Copy each line below that contains "Chest".

= RECORDS SUPPLIED =
* Start *

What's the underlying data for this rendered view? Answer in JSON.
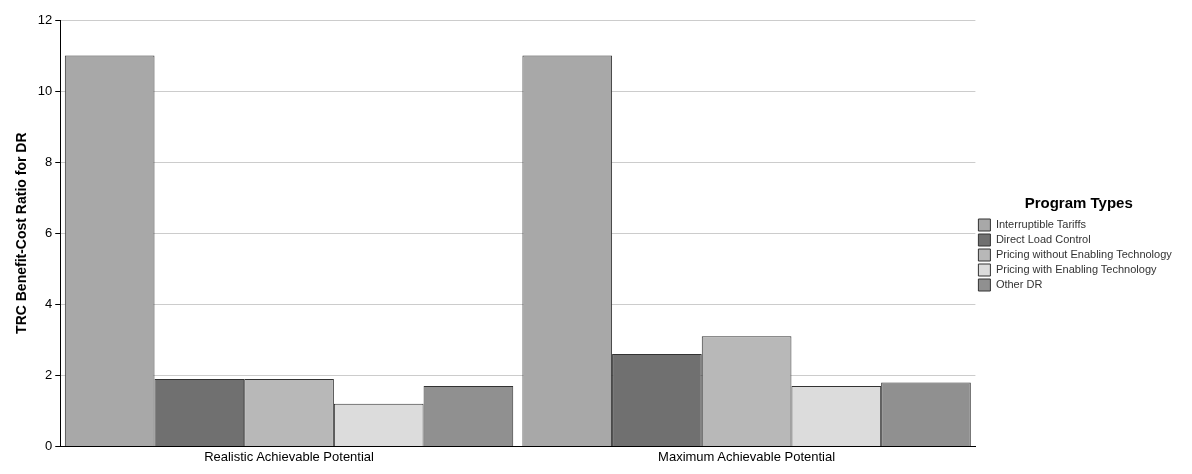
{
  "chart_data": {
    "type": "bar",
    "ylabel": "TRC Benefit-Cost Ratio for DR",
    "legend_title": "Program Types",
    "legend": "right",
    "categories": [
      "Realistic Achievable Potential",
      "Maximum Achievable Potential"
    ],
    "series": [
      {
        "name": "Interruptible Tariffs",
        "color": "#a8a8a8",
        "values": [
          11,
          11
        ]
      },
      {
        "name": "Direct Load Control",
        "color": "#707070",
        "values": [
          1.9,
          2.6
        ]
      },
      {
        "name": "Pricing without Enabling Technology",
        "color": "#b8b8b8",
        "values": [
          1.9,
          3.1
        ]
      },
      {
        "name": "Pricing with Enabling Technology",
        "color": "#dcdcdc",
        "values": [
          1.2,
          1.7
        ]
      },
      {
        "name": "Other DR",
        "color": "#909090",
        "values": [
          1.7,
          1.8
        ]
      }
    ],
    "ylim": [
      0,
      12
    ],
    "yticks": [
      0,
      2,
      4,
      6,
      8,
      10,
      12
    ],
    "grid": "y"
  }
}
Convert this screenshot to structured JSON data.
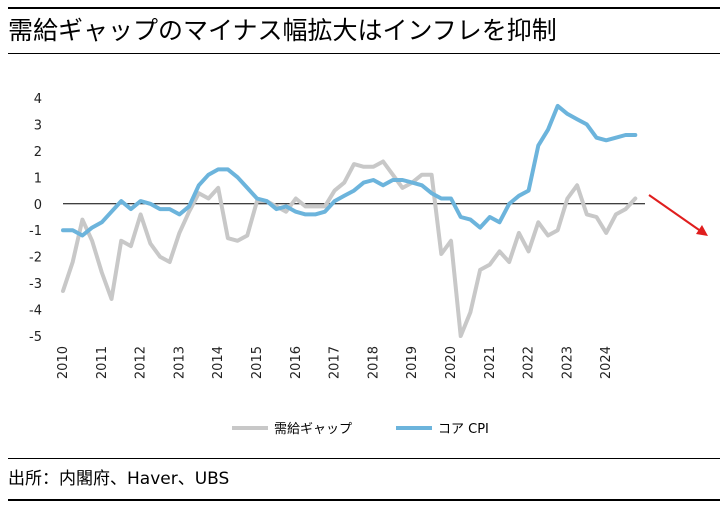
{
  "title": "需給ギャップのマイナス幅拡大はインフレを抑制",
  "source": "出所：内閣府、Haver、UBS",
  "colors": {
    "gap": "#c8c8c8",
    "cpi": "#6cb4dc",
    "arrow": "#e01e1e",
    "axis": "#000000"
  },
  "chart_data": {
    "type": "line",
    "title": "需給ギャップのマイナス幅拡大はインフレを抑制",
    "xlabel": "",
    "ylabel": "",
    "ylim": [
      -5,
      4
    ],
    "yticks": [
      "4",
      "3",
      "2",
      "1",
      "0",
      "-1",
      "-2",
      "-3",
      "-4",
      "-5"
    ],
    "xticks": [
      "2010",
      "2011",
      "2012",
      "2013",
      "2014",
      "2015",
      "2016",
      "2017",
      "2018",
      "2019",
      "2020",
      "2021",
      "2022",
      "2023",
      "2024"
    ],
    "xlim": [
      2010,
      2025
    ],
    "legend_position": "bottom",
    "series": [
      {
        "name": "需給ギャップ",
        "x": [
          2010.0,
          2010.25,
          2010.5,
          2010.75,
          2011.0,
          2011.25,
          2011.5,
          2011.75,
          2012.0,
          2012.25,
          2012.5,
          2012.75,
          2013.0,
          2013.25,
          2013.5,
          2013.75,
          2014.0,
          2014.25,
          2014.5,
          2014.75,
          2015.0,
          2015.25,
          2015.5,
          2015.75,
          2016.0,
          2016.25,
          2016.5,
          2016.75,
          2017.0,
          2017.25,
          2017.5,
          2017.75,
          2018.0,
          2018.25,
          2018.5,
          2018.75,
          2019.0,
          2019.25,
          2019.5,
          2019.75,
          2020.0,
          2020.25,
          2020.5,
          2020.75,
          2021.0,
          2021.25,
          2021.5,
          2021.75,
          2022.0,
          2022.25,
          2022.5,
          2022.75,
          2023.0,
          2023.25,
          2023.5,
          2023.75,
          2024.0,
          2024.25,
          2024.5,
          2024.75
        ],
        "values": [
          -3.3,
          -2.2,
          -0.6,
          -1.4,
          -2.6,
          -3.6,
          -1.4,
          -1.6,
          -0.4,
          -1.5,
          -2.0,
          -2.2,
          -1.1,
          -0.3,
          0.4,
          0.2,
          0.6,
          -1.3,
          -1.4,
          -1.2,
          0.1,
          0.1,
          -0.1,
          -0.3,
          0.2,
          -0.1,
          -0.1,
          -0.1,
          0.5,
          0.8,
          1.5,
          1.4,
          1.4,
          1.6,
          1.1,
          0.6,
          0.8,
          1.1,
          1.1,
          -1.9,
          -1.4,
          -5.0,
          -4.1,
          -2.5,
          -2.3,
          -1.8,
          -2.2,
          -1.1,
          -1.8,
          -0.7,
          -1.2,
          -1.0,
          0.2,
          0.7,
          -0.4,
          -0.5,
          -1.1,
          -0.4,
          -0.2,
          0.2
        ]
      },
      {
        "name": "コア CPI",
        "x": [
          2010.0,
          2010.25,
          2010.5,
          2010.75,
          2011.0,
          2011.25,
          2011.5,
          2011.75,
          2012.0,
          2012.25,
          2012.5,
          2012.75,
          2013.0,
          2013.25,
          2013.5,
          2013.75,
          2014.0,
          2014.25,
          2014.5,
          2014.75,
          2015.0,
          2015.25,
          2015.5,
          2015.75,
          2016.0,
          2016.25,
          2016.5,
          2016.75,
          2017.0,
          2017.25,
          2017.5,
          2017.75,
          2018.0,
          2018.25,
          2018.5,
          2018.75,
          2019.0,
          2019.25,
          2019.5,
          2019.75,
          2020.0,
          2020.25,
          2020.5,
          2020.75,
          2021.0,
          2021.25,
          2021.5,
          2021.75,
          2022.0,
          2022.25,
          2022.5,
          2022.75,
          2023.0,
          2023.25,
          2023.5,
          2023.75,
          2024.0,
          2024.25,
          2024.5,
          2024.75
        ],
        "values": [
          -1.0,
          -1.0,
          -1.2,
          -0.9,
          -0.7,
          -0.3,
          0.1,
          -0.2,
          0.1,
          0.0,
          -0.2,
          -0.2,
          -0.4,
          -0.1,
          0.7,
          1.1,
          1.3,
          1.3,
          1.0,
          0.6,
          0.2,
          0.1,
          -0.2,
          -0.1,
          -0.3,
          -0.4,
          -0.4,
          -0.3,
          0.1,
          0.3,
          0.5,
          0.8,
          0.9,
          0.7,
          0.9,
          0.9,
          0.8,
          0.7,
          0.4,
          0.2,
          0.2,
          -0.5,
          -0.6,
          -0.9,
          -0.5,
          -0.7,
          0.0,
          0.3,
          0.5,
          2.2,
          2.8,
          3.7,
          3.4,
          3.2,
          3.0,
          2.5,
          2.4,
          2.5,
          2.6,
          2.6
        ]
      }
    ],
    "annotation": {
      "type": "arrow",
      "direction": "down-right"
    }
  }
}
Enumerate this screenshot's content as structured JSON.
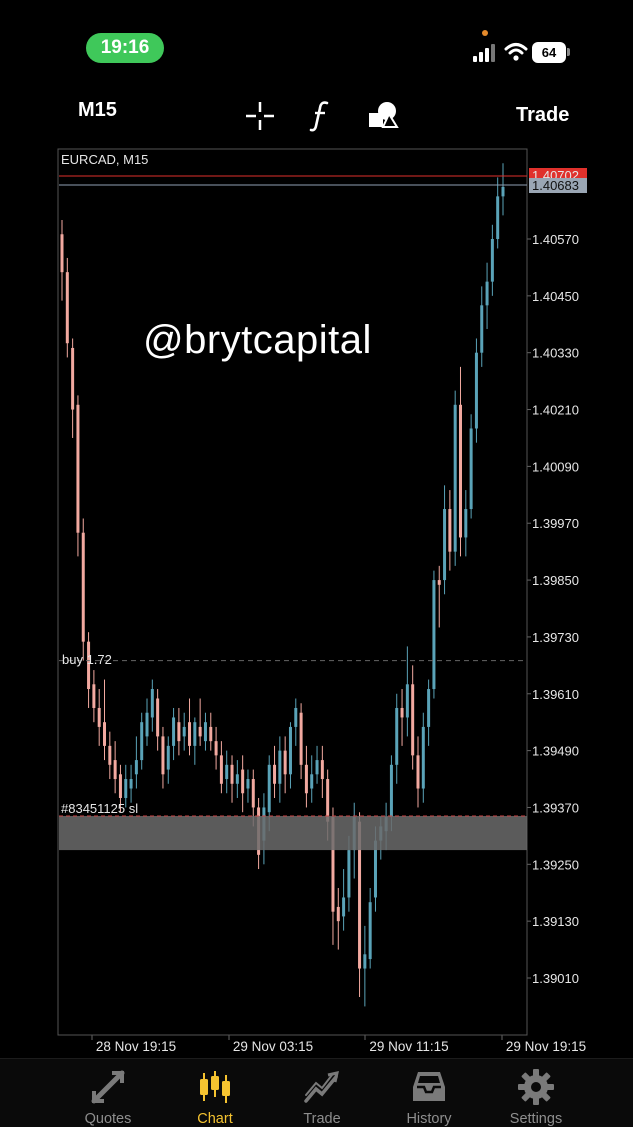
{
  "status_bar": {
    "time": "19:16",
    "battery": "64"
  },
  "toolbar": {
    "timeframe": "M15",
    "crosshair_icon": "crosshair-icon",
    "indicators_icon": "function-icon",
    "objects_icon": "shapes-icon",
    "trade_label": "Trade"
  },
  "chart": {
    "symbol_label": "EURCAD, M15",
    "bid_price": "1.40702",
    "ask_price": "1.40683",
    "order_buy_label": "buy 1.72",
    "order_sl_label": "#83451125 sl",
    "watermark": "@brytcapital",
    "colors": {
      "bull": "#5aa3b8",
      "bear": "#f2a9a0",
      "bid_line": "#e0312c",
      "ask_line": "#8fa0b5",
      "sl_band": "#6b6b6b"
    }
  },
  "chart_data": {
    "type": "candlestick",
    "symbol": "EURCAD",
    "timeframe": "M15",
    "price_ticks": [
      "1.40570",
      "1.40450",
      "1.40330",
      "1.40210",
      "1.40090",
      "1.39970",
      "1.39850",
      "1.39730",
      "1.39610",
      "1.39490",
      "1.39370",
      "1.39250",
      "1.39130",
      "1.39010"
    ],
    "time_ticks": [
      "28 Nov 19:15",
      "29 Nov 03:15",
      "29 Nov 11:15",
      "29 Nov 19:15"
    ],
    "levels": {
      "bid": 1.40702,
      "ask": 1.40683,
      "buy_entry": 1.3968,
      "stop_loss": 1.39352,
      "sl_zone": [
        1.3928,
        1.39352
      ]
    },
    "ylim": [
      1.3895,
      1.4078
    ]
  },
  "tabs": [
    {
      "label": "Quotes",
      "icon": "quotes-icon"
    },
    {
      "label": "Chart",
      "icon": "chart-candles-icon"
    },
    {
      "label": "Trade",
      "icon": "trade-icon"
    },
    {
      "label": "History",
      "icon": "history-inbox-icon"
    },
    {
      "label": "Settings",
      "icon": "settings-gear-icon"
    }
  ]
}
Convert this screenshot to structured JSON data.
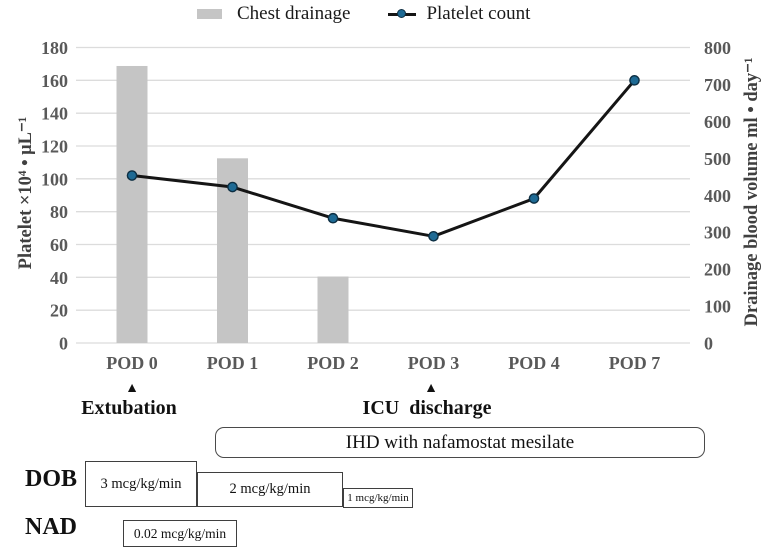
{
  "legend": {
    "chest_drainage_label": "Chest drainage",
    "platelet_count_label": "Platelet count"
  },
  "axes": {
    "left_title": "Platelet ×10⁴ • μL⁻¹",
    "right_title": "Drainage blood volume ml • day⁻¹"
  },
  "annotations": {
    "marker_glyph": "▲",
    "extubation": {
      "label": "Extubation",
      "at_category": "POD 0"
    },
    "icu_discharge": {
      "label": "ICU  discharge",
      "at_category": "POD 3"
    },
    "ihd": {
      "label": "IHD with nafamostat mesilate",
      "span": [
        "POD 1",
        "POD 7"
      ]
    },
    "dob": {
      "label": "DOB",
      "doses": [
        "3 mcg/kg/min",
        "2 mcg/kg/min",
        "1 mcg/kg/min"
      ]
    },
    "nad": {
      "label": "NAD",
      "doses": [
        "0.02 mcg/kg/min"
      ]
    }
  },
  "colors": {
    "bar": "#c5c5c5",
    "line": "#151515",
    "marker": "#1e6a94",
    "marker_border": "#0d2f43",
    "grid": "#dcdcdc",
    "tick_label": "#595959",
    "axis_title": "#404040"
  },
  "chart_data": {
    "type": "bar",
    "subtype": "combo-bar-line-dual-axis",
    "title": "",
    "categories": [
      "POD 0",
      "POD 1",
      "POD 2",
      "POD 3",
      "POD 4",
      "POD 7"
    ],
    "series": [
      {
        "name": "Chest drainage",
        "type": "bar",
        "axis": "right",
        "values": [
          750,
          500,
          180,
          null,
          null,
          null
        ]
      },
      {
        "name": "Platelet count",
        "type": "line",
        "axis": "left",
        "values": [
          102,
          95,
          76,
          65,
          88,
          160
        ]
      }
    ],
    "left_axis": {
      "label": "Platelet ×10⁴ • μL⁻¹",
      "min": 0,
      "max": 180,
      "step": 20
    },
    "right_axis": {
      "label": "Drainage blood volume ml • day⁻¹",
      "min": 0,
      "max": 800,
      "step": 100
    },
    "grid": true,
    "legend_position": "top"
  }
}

* End *

= CORRECT OUTPUT =
    "chest_drainage_label": "Chest drainage",
        "name": "Chest drainage",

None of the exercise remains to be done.